§ **DIRECTIONS FOR THIS TASK**: Reproduce all of the records below line for line, with no changes to any character.

§ **RECORDS FOR THIS TASK**:

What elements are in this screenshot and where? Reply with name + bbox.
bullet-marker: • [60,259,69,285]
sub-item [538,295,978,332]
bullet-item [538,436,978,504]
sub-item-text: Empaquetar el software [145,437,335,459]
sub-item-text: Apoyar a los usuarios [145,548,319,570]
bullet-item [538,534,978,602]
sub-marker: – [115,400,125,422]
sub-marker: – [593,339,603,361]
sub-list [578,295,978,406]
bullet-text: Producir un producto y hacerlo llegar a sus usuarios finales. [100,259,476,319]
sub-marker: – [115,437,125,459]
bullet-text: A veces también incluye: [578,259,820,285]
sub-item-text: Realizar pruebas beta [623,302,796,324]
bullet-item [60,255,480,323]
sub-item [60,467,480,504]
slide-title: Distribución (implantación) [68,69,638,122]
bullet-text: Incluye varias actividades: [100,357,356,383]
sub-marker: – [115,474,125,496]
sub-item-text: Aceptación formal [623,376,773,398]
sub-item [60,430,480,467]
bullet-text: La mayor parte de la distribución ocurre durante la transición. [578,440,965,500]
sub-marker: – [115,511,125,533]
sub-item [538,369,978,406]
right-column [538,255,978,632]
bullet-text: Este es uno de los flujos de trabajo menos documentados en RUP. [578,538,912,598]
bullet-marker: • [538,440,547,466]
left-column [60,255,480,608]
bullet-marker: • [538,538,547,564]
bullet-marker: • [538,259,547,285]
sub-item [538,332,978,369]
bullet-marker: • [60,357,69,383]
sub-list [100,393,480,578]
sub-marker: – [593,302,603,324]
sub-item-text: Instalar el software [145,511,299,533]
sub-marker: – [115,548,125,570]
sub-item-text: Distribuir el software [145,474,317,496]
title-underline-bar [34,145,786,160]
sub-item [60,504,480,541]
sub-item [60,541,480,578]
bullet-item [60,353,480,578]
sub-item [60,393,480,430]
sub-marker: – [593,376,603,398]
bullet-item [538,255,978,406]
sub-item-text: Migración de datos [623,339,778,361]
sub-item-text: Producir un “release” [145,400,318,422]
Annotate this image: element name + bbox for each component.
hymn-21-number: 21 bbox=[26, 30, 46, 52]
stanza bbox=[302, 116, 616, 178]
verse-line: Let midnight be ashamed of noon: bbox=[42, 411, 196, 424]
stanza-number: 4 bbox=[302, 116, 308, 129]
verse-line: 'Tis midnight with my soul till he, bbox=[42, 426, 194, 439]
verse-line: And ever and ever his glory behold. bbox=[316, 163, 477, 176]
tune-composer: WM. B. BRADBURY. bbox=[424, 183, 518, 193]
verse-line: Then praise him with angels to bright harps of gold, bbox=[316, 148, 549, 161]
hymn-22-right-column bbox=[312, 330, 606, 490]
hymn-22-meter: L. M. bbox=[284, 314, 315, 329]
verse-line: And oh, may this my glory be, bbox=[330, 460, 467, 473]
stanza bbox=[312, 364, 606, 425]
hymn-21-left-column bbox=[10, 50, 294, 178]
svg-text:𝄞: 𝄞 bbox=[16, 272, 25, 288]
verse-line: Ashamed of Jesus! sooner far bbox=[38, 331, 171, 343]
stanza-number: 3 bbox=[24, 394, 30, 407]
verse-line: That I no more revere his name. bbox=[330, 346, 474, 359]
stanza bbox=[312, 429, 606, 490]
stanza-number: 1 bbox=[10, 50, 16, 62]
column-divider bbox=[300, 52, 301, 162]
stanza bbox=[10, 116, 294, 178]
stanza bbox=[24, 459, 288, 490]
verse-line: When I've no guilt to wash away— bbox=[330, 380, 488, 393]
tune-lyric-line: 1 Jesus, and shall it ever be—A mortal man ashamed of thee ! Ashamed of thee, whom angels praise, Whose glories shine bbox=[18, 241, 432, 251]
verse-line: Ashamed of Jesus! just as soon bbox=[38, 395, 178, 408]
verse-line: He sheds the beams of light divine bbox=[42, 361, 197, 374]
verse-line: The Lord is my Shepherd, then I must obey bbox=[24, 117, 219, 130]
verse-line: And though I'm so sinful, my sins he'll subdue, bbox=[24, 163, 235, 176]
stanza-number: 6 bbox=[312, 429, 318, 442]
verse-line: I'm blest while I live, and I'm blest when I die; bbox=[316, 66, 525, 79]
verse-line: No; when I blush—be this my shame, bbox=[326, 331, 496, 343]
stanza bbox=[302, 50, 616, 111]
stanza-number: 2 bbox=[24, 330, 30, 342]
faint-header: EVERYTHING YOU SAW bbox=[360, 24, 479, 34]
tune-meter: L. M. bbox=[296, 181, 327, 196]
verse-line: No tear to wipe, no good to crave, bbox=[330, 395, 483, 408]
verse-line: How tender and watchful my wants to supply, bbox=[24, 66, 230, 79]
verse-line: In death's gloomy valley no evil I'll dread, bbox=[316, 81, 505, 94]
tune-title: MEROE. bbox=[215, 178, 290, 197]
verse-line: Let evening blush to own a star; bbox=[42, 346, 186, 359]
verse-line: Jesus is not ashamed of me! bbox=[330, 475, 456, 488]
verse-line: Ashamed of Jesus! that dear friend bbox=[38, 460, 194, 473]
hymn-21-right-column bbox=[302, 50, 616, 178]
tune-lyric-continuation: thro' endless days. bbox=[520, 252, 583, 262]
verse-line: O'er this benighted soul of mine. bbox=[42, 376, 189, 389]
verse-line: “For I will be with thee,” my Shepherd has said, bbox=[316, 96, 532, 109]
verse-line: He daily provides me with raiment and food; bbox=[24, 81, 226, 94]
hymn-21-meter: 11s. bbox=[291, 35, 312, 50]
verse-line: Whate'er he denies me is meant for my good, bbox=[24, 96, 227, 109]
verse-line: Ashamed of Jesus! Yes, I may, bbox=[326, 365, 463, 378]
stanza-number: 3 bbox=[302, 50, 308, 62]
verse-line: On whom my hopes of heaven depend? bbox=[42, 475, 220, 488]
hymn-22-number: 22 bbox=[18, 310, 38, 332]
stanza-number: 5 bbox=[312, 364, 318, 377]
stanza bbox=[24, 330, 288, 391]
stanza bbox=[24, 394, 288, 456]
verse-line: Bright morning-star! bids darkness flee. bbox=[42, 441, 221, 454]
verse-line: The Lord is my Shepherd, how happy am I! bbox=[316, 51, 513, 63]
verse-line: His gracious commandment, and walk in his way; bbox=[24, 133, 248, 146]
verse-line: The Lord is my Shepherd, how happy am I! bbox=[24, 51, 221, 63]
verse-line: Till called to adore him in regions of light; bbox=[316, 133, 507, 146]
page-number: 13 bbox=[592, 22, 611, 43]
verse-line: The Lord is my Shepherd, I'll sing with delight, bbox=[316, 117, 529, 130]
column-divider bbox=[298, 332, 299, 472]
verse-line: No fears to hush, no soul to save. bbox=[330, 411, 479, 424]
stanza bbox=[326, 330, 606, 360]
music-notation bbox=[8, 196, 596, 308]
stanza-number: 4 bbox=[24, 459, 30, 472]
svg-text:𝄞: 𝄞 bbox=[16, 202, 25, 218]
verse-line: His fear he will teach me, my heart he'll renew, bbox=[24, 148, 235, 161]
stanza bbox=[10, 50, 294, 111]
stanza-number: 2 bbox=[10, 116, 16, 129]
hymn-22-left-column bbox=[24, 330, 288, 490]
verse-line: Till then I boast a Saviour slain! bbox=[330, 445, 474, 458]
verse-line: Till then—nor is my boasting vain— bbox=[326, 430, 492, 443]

§ **EXERCISE RESPONSE**:
What elements are in this screenshot and where? Reply with name + bbox.
bullet-marker: • [60,259,69,285]
sub-item [538,295,978,332]
bullet-item [538,436,978,504]
sub-item-text: Empaquetar el software [145,437,335,459]
sub-item-text: Apoyar a los usuarios [145,548,319,570]
bullet-item [538,534,978,602]
sub-marker: – [115,400,125,422]
sub-marker: – [593,339,603,361]
sub-list [578,295,978,406]
bullet-text: Producir un producto y hacerlo llegar a sus usuarios finales. [100,259,476,319]
sub-marker: – [115,437,125,459]
bullet-text: A veces también incluye: [578,259,820,285]
sub-item-text: Realizar pruebas beta [623,302,796,324]
bullet-item [60,255,480,323]
sub-item [60,467,480,504]
slide-title: Distribución (implantación) [68,69,638,122]
bullet-text: Incluye varias actividades: [100,357,356,383]
sub-marker: – [115,474,125,496]
sub-item-text: Aceptación formal [623,376,773,398]
sub-item [60,430,480,467]
bullet-text: La mayor parte de la distribución ocurre durante la transición. [578,440,965,500]
sub-marker: – [115,511,125,533]
sub-item [538,369,978,406]
right-column [538,255,978,632]
bullet-text: Este es uno de los flujos de trabajo menos documentados en RUP. [578,538,912,598]
bullet-marker: • [538,440,547,466]
left-column [60,255,480,608]
bullet-marker: • [538,538,547,564]
bullet-marker: • [538,259,547,285]
sub-item [538,332,978,369]
bullet-marker: • [60,357,69,383]
sub-list [100,393,480,578]
sub-marker: – [593,302,603,324]
sub-item-text: Instalar el software [145,511,299,533]
sub-marker: – [115,548,125,570]
sub-item-text: Distribuir el software [145,474,317,496]
title-underline-bar [34,145,786,160]
sub-item [60,504,480,541]
sub-item [60,541,480,578]
bullet-item [60,353,480,578]
sub-item [60,393,480,430]
sub-marker: – [593,376,603,398]
bullet-item [538,255,978,406]
sub-item-text: Migración de datos [623,339,778,361]
sub-item-text: Producir un “release” [145,400,318,422]
Annotate this image: element name + bbox for each component.
hymn-21-number: 21 bbox=[26, 30, 46, 52]
stanza bbox=[302, 116, 616, 178]
verse-line: Let midnight be ashamed of noon: bbox=[42, 411, 196, 424]
stanza-number: 4 bbox=[302, 116, 308, 129]
verse-line: 'Tis midnight with my soul till he, bbox=[42, 426, 194, 439]
verse-line: And ever and ever his glory behold. bbox=[316, 163, 477, 176]
tune-composer: WM. B. BRADBURY. bbox=[424, 183, 518, 193]
verse-line: Then praise him with angels to bright harps of gold, bbox=[316, 148, 549, 161]
hymn-22-right-column bbox=[312, 330, 606, 490]
hymn-22-meter: L. M. bbox=[284, 314, 315, 329]
verse-line: And oh, may this my glory be, bbox=[330, 460, 467, 473]
stanza bbox=[312, 364, 606, 425]
hymn-21-left-column bbox=[10, 50, 294, 178]
svg-text:𝄞: 𝄞 bbox=[16, 272, 25, 288]
verse-line: Ashamed of Jesus! sooner far bbox=[38, 331, 171, 343]
stanza-number: 3 bbox=[24, 394, 30, 407]
verse-line: That I no more revere his name. bbox=[330, 346, 474, 359]
stanza bbox=[312, 429, 606, 490]
stanza-number: 1 bbox=[10, 50, 16, 62]
column-divider bbox=[300, 52, 301, 162]
stanza bbox=[10, 116, 294, 178]
stanza bbox=[24, 459, 288, 490]
verse-line: When I've no guilt to wash away— bbox=[330, 380, 488, 393]
tune-lyric-line: 1 Jesus, and shall it ever be—A mortal man ashamed of thee ! Ashamed of thee, whom angels praise, Whose glories shine bbox=[18, 241, 432, 251]
verse-line: Ashamed of Jesus! just as soon bbox=[38, 395, 178, 408]
verse-line: He sheds the beams of light divine bbox=[42, 361, 197, 374]
verse-line: The Lord is my Shepherd, then I must obey bbox=[24, 117, 219, 130]
verse-line: And though I'm so sinful, my sins he'll subdue, bbox=[24, 163, 235, 176]
stanza-number: 6 bbox=[312, 429, 318, 442]
verse-line: I'm blest while I live, and I'm blest when I die; bbox=[316, 66, 525, 79]
verse-line: No; when I blush—be this my shame, bbox=[326, 331, 496, 343]
stanza bbox=[302, 50, 616, 111]
stanza-number: 2 bbox=[24, 330, 30, 342]
faint-header: EVERYTHING YOU SAW bbox=[360, 24, 479, 34]
tune-meter: L. M. bbox=[296, 181, 327, 196]
verse-line: No tear to wipe, no good to crave, bbox=[330, 395, 483, 408]
verse-line: How tender and watchful my wants to supply, bbox=[24, 66, 230, 79]
verse-line: In death's gloomy valley no evil I'll dread, bbox=[316, 81, 505, 94]
tune-title: MEROE. bbox=[215, 178, 290, 197]
verse-line: Let evening blush to own a star; bbox=[42, 346, 186, 359]
verse-line: Jesus is not ashamed of me! bbox=[330, 475, 456, 488]
verse-line: Ashamed of Jesus! that dear friend bbox=[38, 460, 194, 473]
hymn-21-right-column bbox=[302, 50, 616, 178]
tune-lyric-continuation: thro' endless days. bbox=[520, 252, 583, 262]
verse-line: O'er this benighted soul of mine. bbox=[42, 376, 189, 389]
verse-line: “For I will be with thee,” my Shepherd has said, bbox=[316, 96, 532, 109]
verse-line: He daily provides me with raiment and food; bbox=[24, 81, 226, 94]
hymn-21-meter: 11s. bbox=[291, 35, 312, 50]
verse-line: Whate'er he denies me is meant for my good, bbox=[24, 96, 227, 109]
verse-line: Ashamed of Jesus! Yes, I may, bbox=[326, 365, 463, 378]
stanza-number: 3 bbox=[302, 50, 308, 62]
verse-line: On whom my hopes of heaven depend? bbox=[42, 475, 220, 488]
hymn-22-number: 22 bbox=[18, 310, 38, 332]
stanza-number: 5 bbox=[312, 364, 318, 377]
stanza bbox=[24, 330, 288, 391]
stanza bbox=[24, 394, 288, 456]
verse-line: Bright morning-star! bids darkness flee. bbox=[42, 441, 221, 454]
verse-line: The Lord is my Shepherd, how happy am I! bbox=[316, 51, 513, 63]
verse-line: His gracious commandment, and walk in his way; bbox=[24, 133, 248, 146]
verse-line: The Lord is my Shepherd, how happy am I! bbox=[24, 51, 221, 63]
verse-line: Till called to adore him in regions of light; bbox=[316, 133, 507, 146]
page-number: 13 bbox=[592, 22, 611, 43]
verse-line: The Lord is my Shepherd, I'll sing with delight, bbox=[316, 117, 529, 130]
column-divider bbox=[298, 332, 299, 472]
verse-line: No fears to hush, no soul to save. bbox=[330, 411, 479, 424]
stanza bbox=[326, 330, 606, 360]
music-notation bbox=[8, 196, 596, 308]
stanza-number: 4 bbox=[24, 459, 30, 472]
svg-text:𝄞: 𝄞 bbox=[16, 202, 25, 218]
verse-line: His fear he will teach me, my heart he'll renew, bbox=[24, 148, 235, 161]
stanza bbox=[10, 50, 294, 111]
stanza-number: 2 bbox=[10, 116, 16, 129]
hymn-22-left-column bbox=[24, 330, 288, 490]
verse-line: Till then I boast a Saviour slain! bbox=[330, 445, 474, 458]
verse-line: Till then—nor is my boasting vain— bbox=[326, 430, 492, 443]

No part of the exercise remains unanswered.